(Records from a dataset)
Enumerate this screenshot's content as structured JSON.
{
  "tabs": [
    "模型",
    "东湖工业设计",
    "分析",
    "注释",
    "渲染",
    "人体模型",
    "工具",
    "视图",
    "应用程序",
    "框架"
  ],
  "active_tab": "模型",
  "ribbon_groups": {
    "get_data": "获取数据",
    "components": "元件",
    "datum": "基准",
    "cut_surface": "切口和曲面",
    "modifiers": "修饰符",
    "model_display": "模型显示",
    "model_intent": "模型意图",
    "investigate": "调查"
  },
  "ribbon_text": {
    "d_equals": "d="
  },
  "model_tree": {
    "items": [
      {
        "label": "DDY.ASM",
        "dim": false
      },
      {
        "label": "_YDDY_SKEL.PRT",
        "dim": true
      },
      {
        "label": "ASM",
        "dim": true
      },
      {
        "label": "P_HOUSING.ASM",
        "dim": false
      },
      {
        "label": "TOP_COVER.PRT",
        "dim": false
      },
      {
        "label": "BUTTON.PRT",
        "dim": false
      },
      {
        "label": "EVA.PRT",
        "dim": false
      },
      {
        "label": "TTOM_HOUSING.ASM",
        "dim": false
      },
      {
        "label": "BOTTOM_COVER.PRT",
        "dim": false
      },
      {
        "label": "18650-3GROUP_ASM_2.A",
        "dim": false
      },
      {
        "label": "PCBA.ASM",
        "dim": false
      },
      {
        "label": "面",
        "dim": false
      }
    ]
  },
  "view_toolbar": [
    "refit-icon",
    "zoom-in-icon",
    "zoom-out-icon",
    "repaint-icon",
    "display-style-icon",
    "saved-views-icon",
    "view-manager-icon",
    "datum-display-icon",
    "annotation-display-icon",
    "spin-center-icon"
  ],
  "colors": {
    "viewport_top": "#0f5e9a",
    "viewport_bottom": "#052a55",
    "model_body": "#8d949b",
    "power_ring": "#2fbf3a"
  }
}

GOAL OF THE EXERCISE: Reproduce every entry shown above, precisely as it stands.

TASK SOLUTION:
Enumerate this screenshot's content as structured JSON.
{
  "tabs": [
    "模型",
    "东湖工业设计",
    "分析",
    "注释",
    "渲染",
    "人体模型",
    "工具",
    "视图",
    "应用程序",
    "框架"
  ],
  "active_tab": "模型",
  "ribbon_groups": {
    "get_data": "获取数据",
    "components": "元件",
    "datum": "基准",
    "cut_surface": "切口和曲面",
    "modifiers": "修饰符",
    "model_display": "模型显示",
    "model_intent": "模型意图",
    "investigate": "调查"
  },
  "ribbon_text": {
    "d_equals": "d="
  },
  "model_tree": {
    "items": [
      {
        "label": "DDY.ASM",
        "dim": false
      },
      {
        "label": "_YDDY_SKEL.PRT",
        "dim": true
      },
      {
        "label": "ASM",
        "dim": true
      },
      {
        "label": "P_HOUSING.ASM",
        "dim": false
      },
      {
        "label": "TOP_COVER.PRT",
        "dim": false
      },
      {
        "label": "BUTTON.PRT",
        "dim": false
      },
      {
        "label": "EVA.PRT",
        "dim": false
      },
      {
        "label": "TTOM_HOUSING.ASM",
        "dim": false
      },
      {
        "label": "BOTTOM_COVER.PRT",
        "dim": false
      },
      {
        "label": "18650-3GROUP_ASM_2.A",
        "dim": false
      },
      {
        "label": "PCBA.ASM",
        "dim": false
      },
      {
        "label": "面",
        "dim": false
      }
    ]
  },
  "view_toolbar": [
    "refit-icon",
    "zoom-in-icon",
    "zoom-out-icon",
    "repaint-icon",
    "display-style-icon",
    "saved-views-icon",
    "view-manager-icon",
    "datum-display-icon",
    "annotation-display-icon",
    "spin-center-icon"
  ],
  "colors": {
    "viewport_top": "#0f5e9a",
    "viewport_bottom": "#052a55",
    "model_body": "#8d949b",
    "power_ring": "#2fbf3a"
  }
}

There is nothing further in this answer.